STATED GOAL – Count up the lines in the following listing that hold the word "JSON", then give only that count.

SUPPLIED DATA –
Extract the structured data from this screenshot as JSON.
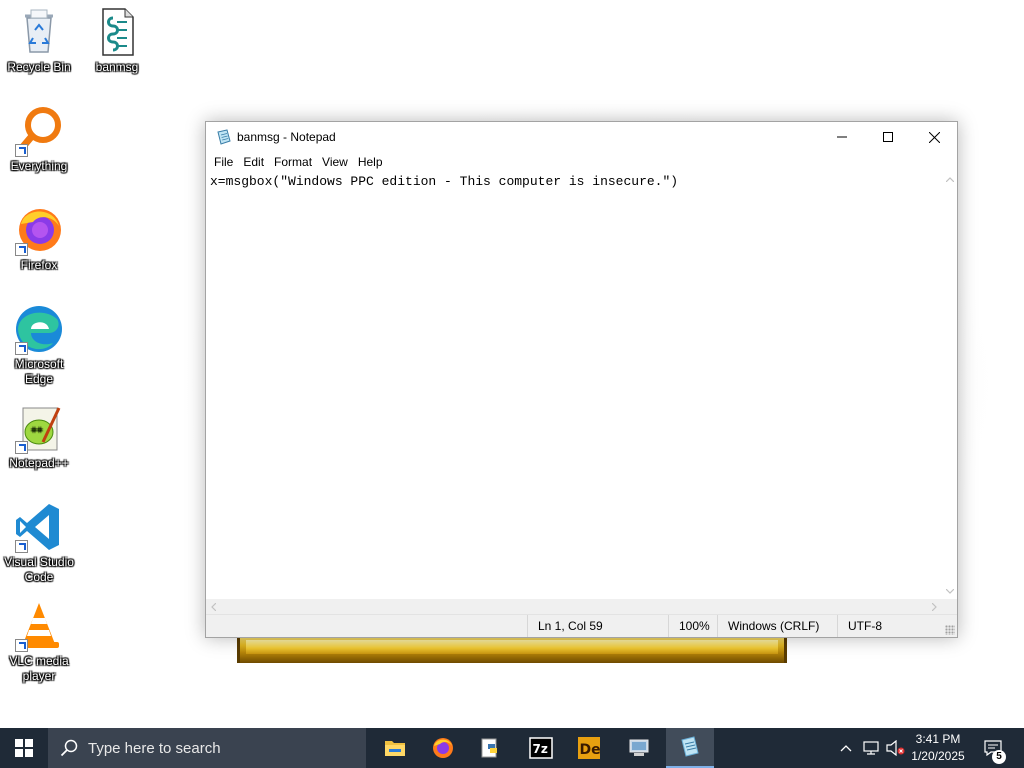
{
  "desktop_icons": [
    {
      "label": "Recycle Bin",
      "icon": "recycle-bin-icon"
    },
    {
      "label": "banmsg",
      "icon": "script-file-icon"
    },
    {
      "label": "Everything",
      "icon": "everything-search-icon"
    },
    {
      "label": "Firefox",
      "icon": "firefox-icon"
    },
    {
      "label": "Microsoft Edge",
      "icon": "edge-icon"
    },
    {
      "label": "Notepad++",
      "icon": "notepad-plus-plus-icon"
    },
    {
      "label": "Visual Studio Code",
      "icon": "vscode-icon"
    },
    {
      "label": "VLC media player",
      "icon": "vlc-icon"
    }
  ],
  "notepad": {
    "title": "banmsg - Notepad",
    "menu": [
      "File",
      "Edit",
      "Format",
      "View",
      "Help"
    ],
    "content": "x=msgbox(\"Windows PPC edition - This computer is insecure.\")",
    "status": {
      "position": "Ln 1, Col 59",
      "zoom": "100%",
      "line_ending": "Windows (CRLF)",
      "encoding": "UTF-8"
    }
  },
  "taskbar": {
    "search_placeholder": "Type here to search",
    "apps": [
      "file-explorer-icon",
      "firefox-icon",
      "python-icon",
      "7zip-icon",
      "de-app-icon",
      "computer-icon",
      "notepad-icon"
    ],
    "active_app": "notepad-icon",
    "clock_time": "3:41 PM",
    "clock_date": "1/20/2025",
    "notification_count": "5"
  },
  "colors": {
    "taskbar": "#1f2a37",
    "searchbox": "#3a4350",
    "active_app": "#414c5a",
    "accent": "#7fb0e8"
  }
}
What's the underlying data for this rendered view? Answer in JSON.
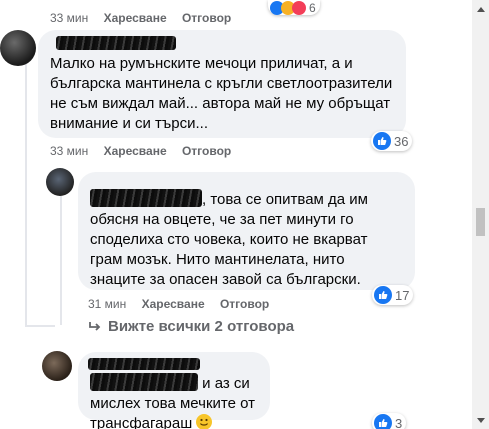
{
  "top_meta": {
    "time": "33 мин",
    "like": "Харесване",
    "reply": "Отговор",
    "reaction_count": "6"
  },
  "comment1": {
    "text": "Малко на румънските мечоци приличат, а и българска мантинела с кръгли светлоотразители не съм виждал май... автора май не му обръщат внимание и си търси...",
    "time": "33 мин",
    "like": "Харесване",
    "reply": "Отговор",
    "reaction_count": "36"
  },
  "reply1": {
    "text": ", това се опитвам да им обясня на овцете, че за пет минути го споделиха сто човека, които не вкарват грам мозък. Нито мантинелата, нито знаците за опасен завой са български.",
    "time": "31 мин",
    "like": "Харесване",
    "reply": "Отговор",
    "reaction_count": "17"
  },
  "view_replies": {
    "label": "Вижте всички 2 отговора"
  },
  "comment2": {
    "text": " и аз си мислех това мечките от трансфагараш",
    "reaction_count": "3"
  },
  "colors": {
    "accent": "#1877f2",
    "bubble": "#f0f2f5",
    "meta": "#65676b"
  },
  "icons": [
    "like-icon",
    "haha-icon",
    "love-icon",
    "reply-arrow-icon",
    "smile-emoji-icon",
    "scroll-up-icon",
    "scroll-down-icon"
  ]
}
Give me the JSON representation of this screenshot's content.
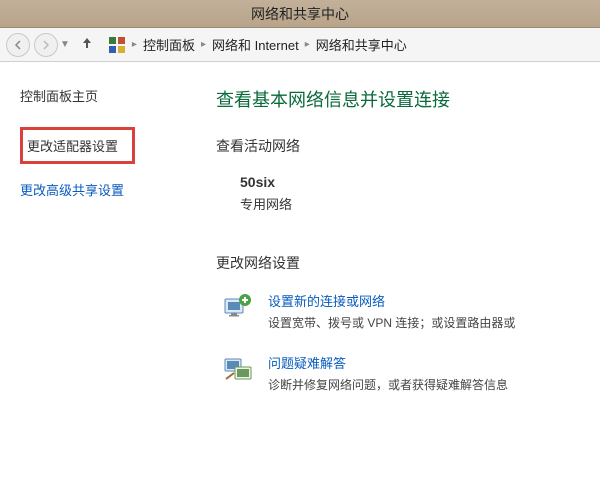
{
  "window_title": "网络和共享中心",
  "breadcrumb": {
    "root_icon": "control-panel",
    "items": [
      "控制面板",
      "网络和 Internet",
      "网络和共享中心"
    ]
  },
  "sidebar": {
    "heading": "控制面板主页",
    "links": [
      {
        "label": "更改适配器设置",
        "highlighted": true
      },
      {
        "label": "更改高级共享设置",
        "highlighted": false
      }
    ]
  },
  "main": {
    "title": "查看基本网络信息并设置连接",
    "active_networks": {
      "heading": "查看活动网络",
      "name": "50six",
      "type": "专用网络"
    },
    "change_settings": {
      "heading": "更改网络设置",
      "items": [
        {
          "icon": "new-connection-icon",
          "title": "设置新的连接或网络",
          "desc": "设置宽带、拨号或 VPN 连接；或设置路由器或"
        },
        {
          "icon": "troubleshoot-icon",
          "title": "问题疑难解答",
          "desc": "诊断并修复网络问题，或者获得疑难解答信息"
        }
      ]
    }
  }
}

COMPLETED EXERCISE – 3